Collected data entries
━━━━━━━━━━━━━━━━

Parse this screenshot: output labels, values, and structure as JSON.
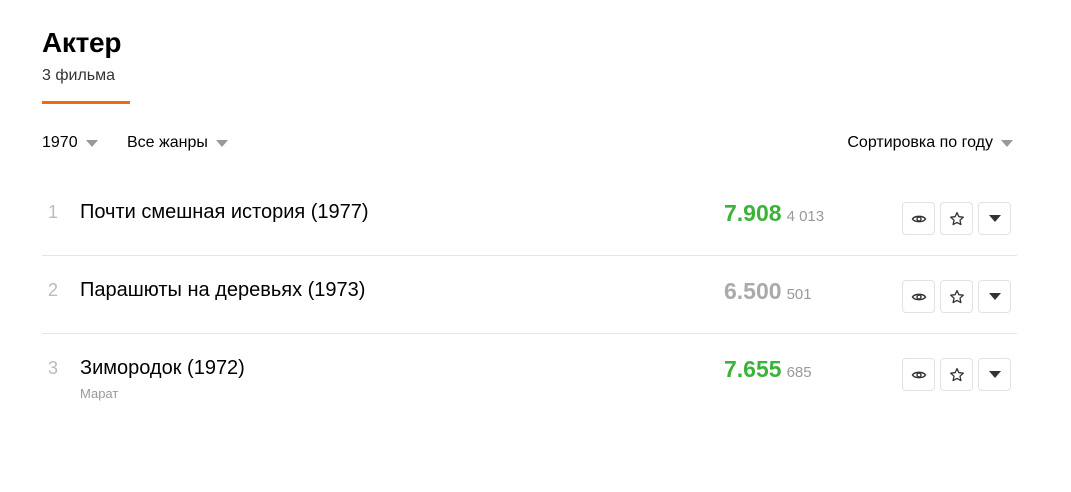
{
  "header": {
    "title": "Актер",
    "count": "3 фильма"
  },
  "filters": {
    "year": "1970",
    "genre": "Все жанры",
    "sort": "Сортировка по году"
  },
  "films": [
    {
      "num": "1",
      "title": "Почти смешная история (1977)",
      "role": "",
      "rating": "7.908",
      "votes": "4 013",
      "rating_color": "#3bb33b"
    },
    {
      "num": "2",
      "title": "Парашюты на деревьях (1973)",
      "role": "",
      "rating": "6.500",
      "votes": "501",
      "rating_color": "#aaaaaa"
    },
    {
      "num": "3",
      "title": "Зимородок (1972)",
      "role": "Марат",
      "rating": "7.655",
      "votes": "685",
      "rating_color": "#3bb33b"
    }
  ],
  "icons": {
    "watched": "eye-icon",
    "favorite": "star-icon",
    "more": "caret-down-icon"
  },
  "accent_color": "#f06b0f"
}
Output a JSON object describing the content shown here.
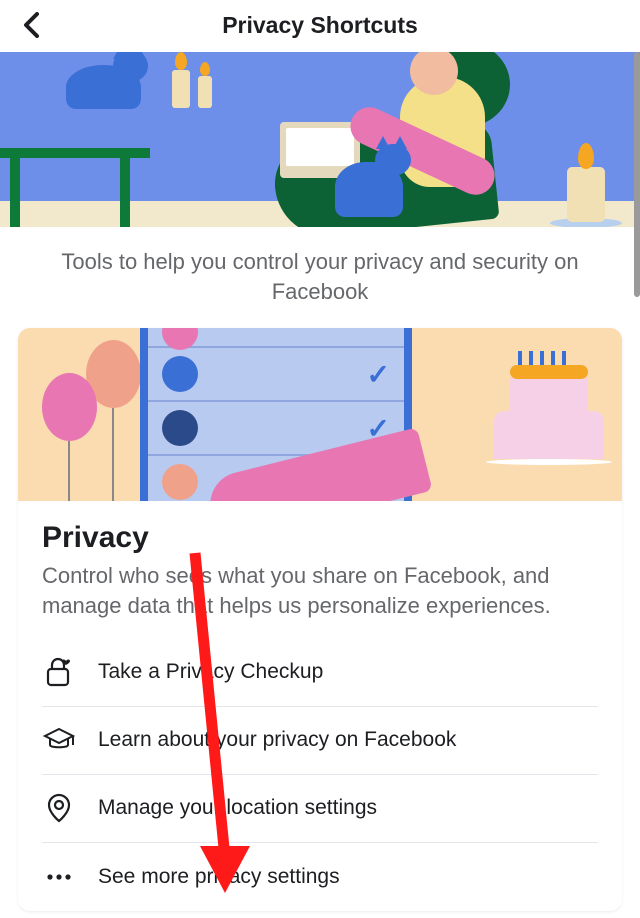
{
  "header": {
    "title": "Privacy Shortcuts"
  },
  "subtitle": "Tools to help you control your privacy and security on Facebook",
  "card": {
    "title": "Privacy",
    "description": "Control who sees what you share on Facebook, and manage data that helps us personalize experiences.",
    "items": [
      {
        "icon": "lock-heart",
        "label": "Take a Privacy Checkup"
      },
      {
        "icon": "grad-cap",
        "label": "Learn about your privacy on Facebook"
      },
      {
        "icon": "location-pin",
        "label": "Manage your location settings"
      },
      {
        "icon": "dots",
        "label": "See more privacy settings"
      }
    ]
  }
}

━━━━━━━━━━━━━━━━

◆ Aim ◆
Every entry must be written out exactly, with all pictures left out.

◆ Answer in full ◆
Parse this screenshot: output labels, values, and structure as JSON.
{
  "header": {
    "title": "Актер",
    "count": "3 фильма"
  },
  "filters": {
    "year": "1970",
    "genre": "Все жанры",
    "sort": "Сортировка по году"
  },
  "films": [
    {
      "num": "1",
      "title": "Почти смешная история (1977)",
      "role": "",
      "rating": "7.908",
      "votes": "4 013",
      "rating_color": "#3bb33b"
    },
    {
      "num": "2",
      "title": "Парашюты на деревьях (1973)",
      "role": "",
      "rating": "6.500",
      "votes": "501",
      "rating_color": "#aaaaaa"
    },
    {
      "num": "3",
      "title": "Зимородок (1972)",
      "role": "Марат",
      "rating": "7.655",
      "votes": "685",
      "rating_color": "#3bb33b"
    }
  ],
  "icons": {
    "watched": "eye-icon",
    "favorite": "star-icon",
    "more": "caret-down-icon"
  },
  "accent_color": "#f06b0f"
}
Output a JSON object describing the content shown here.
{
  "header": {
    "title": "Privacy Shortcuts"
  },
  "subtitle": "Tools to help you control your privacy and security on Facebook",
  "card": {
    "title": "Privacy",
    "description": "Control who sees what you share on Facebook, and manage data that helps us personalize experiences.",
    "items": [
      {
        "icon": "lock-heart",
        "label": "Take a Privacy Checkup"
      },
      {
        "icon": "grad-cap",
        "label": "Learn about your privacy on Facebook"
      },
      {
        "icon": "location-pin",
        "label": "Manage your location settings"
      },
      {
        "icon": "dots",
        "label": "See more privacy settings"
      }
    ]
  }
}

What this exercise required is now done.